### Instrucciones de trabajo
- A) Cita literalmente el pasaje de la crítica del recital Schubert que va desde "Crítica: Walzer y" hasta "31 enero 2026.", ambos incluidos.
- B) Según la crítica del recital Schubert, ¿desde qué ciudad se desplazó Manuel Walzer para salvar el concierto?

### Texto extraído
»»
Crítica: Walzer y Martineau, Schubert desde la entraña del silencio en Atrium Musicae
Walzer y Martineau, Schubert desde la entraña del silencio
IV FESTIVAL ATRIUM MUSICAE. Recital Schubert. Manuel Walzer (barítono), Malcolm Martineau (piano). Lugar: Cáceres, Gran Teatro. Fecha: 31 enero 2026.

Walzer y Martineau triunfaron en el Atrium Foto: Sandra Polo
Corrían ya las siete y media de la tarde cuando, a punto de comenzar el recital programado del barítono Florian Boesch, una voz en off (la de Antonio Moral) anunció desde la megafonía del Gran Teatro de Cáceres que “por un severo proceso gripal” Boesch se ha visto obligado a cancelar su anunciada actuación en el Festival Atrium Musicae, centrada en el schubertiano ciclo de Lieder El canto del cisne como plato único. “Por fortuna”, añadió Moral, “el también barítono Manuel Walzer se ha podido desplazar expresamente desde Viena a Cáceres para salvar el concierto”.
««
### Datos
»»
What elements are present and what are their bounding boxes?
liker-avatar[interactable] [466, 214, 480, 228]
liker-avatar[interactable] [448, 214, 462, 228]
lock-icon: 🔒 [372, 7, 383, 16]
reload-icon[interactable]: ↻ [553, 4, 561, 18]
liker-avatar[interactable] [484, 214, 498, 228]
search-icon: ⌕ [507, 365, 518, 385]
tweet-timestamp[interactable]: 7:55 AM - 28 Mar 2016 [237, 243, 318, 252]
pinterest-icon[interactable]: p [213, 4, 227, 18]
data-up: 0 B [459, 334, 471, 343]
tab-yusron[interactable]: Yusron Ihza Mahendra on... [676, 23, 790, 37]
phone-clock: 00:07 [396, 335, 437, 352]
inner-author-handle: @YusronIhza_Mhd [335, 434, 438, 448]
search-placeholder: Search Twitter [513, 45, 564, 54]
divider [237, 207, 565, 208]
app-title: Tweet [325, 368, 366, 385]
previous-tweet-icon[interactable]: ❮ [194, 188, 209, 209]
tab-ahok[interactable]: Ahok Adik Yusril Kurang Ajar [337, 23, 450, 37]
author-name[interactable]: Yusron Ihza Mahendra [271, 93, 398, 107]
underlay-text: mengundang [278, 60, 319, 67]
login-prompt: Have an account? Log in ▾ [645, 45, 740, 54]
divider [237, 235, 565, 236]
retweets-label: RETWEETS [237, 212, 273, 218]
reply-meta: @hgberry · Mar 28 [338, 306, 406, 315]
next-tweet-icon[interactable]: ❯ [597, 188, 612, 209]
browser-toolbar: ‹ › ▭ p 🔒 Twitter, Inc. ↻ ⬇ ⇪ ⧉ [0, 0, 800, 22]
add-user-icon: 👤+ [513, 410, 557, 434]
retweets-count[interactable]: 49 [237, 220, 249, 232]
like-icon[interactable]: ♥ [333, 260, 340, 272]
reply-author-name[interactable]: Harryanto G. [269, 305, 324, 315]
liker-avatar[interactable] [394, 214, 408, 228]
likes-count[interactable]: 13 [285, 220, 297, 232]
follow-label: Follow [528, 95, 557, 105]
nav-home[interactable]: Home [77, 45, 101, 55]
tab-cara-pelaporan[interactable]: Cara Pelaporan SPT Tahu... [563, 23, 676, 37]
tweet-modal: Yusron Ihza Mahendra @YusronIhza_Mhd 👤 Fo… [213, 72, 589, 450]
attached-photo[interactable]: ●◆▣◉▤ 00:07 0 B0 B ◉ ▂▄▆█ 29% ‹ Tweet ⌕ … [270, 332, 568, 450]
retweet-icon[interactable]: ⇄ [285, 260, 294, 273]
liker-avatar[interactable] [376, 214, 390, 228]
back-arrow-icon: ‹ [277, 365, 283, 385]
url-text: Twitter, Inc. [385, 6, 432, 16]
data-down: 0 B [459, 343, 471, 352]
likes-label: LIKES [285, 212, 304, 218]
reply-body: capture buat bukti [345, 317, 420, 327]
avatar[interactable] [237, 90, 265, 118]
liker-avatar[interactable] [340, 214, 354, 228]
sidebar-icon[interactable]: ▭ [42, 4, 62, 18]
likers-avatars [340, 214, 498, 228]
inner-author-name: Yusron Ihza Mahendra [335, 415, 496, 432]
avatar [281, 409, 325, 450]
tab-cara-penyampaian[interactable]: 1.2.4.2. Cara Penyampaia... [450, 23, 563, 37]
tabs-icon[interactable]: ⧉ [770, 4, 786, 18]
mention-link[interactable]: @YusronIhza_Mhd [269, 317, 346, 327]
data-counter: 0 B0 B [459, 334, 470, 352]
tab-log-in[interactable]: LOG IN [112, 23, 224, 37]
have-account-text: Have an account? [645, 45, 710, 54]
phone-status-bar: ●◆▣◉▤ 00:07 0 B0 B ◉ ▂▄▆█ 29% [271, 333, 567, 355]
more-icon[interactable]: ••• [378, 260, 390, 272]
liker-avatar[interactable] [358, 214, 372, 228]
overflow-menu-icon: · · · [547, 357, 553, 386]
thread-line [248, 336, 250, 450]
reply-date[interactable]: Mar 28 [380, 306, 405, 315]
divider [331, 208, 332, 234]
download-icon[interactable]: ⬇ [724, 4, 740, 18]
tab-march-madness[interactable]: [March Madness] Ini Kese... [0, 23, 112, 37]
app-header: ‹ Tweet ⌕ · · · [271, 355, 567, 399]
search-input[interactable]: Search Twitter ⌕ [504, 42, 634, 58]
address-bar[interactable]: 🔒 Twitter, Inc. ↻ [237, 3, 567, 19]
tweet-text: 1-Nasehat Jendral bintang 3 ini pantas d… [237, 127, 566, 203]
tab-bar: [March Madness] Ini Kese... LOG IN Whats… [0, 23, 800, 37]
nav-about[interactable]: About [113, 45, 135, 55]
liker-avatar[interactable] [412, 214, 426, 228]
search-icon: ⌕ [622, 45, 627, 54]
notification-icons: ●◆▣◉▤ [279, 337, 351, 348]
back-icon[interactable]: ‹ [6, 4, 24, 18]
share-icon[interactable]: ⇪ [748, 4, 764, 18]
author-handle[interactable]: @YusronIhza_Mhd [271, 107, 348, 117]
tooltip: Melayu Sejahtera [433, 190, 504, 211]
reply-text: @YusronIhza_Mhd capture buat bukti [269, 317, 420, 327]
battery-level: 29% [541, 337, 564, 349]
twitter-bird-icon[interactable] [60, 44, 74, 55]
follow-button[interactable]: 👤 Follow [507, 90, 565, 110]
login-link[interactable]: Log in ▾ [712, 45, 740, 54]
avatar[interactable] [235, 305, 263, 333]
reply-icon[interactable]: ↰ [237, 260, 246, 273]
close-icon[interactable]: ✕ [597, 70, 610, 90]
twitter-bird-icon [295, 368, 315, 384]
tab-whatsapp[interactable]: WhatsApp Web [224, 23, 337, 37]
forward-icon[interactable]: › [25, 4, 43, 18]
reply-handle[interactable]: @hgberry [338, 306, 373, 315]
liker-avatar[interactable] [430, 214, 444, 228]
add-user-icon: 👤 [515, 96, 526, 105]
««
### Respuestas del ejercicio
- A)
Crítica: Walzer y Martineau, Schubert desde la entraña del silencio en Atrium Musicae
Walzer y Martineau, Schubert desde la entraña del silencio
IV FESTIVAL ATRIUM MUSICAE. Recital Schubert. Manuel Walzer (barítono), Malcolm Martineau (piano). Lugar: Cáceres, Gran Teatro. Fecha: 31 enero 2026.

- B) Desde Viena.